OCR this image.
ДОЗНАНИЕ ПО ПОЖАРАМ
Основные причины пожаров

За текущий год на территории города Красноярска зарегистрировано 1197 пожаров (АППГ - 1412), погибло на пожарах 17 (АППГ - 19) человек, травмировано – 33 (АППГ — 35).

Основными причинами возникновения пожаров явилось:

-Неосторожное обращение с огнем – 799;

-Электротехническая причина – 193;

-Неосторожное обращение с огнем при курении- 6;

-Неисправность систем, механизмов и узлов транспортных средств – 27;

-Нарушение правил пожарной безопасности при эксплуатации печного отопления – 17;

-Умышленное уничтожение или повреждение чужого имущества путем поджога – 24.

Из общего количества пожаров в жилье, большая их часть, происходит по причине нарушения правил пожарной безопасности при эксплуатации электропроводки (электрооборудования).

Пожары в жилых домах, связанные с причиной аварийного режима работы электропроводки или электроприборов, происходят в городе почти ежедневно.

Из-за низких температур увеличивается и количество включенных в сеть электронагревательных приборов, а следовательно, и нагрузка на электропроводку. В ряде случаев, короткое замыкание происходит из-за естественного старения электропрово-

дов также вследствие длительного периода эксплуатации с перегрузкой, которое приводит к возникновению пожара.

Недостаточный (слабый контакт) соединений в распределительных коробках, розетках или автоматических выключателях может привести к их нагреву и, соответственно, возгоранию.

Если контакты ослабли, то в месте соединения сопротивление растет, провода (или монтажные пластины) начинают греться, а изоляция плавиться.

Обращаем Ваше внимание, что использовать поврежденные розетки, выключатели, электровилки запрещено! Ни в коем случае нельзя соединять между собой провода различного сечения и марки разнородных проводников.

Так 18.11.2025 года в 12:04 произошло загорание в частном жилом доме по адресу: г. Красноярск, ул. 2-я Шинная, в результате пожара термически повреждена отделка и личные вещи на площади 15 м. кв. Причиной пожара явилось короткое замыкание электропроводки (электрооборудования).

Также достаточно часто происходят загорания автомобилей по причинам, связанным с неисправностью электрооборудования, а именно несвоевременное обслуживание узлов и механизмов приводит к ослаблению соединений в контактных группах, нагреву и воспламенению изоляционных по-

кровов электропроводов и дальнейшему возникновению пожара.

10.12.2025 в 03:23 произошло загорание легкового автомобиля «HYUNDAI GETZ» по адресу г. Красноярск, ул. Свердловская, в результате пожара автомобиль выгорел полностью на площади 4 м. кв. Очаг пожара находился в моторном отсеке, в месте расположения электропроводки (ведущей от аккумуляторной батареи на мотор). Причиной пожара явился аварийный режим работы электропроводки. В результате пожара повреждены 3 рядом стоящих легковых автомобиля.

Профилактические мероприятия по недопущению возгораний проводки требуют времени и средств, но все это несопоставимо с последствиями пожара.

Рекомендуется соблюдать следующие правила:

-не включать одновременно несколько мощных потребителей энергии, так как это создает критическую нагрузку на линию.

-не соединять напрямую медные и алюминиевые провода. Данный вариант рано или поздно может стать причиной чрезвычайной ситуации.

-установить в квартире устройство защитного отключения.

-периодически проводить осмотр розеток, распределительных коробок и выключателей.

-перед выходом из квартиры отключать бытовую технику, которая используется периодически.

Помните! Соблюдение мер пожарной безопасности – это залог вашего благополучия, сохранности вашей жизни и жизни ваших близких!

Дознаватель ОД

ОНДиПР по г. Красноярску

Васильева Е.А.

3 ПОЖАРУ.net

#### [What you need to do]
Repeat every line of the data, exactly and in full.

#### [Finished exercise]
OCR this image.
ДОЗНАНИЕ ПО ПОЖАРАМ
Основные причины пожаров

За текущий год на территории города Красноярска зарегистрировано 1197 пожаров (АППГ - 1412), погибло на пожарах 17 (АППГ - 19) человек, травмировано – 33 (АППГ — 35).

Основными причинами возникновения пожаров явилось:

-Неосторожное обращение с огнем – 799;

-Электротехническая причина – 193;

-Неосторожное обращение с огнем при курении- 6;

-Неисправность систем, механизмов и узлов транспортных средств – 27;

-Нарушение правил пожарной безопасности при эксплуатации печного отопления – 17;

-Умышленное уничтожение или повреждение чужого имущества путем поджога – 24.

Из общего количества пожаров в жилье, большая их часть, происходит по причине нарушения правил пожарной безопасности при эксплуатации электропроводки (электрооборудования).

Пожары в жилых домах, связанные с причиной аварийного режима работы электропроводки или электроприборов, происходят в городе почти ежедневно.

Из-за низких температур увеличивается и количество включенных в сеть электронагревательных приборов, а следовательно, и нагрузка на электропроводку. В ряде случаев, короткое замыкание происходит из-за естественного старения электропрово-

дов также вследствие длительного периода эксплуатации с перегрузкой, которое приводит к возникновению пожара.

Недостаточный (слабый контакт) соединений в распределительных коробках, розетках или автоматических выключателях может привести к их нагреву и, соответственно, возгоранию.

Если контакты ослабли, то в месте соединения сопротивление растет, провода (или монтажные пластины) начинают греться, а изоляция плавиться.

Обращаем Ваше внимание, что использовать поврежденные розетки, выключатели, электровилки запрещено! Ни в коем случае нельзя соединять между собой провода различного сечения и марки разнородных проводников.

Так 18.11.2025 года в 12:04 произошло загорание в частном жилом доме по адресу: г. Красноярск, ул. 2-я Шинная, в результате пожара термически повреждена отделка и личные вещи на площади 15 м. кв. Причиной пожара явилось короткое замыкание электропроводки (электрооборудования).

Также достаточно часто происходят загорания автомобилей по причинам, связанным с неисправностью электрооборудования, а именно несвоевременное обслуживание узлов и механизмов приводит к ослаблению соединений в контактных группах, нагреву и воспламенению изоляционных по-

кровов электропроводов и дальнейшему возникновению пожара.

10.12.2025 в 03:23 произошло загорание легкового автомобиля «HYUNDAI GETZ» по адресу г. Красноярск, ул. Свердловская, в результате пожара автомобиль выгорел полностью на площади 4 м. кв. Очаг пожара находился в моторном отсеке, в месте расположения электропроводки (ведущей от аккумуляторной батареи на мотор). Причиной пожара явился аварийный режим работы электропроводки. В результате пожара повреждены 3 рядом стоящих легковых автомобиля.

Профилактические мероприятия по недопущению возгораний проводки требуют времени и средств, но все это несопоставимо с последствиями пожара.

Рекомендуется соблюдать следующие правила:

-не включать одновременно несколько мощных потребителей энергии, так как это создает критическую нагрузку на линию.

-не соединять напрямую медные и алюминиевые провода. Данный вариант рано или поздно может стать причиной чрезвычайной ситуации.

-установить в квартире устройство защитного отключения.

-периодически проводить осмотр розеток, распределительных коробок и выключателей.

-перед выходом из квартиры отключать бытовую технику, которая используется периодически.

Помните! Соблюдение мер пожарной безопасности – это залог вашего благополучия, сохранности вашей жизни и жизни ваших близких!

Дознаватель ОД

ОНДиПР по г. Красноярску

Васильева Е.А.

3 ПОЖАРУ.net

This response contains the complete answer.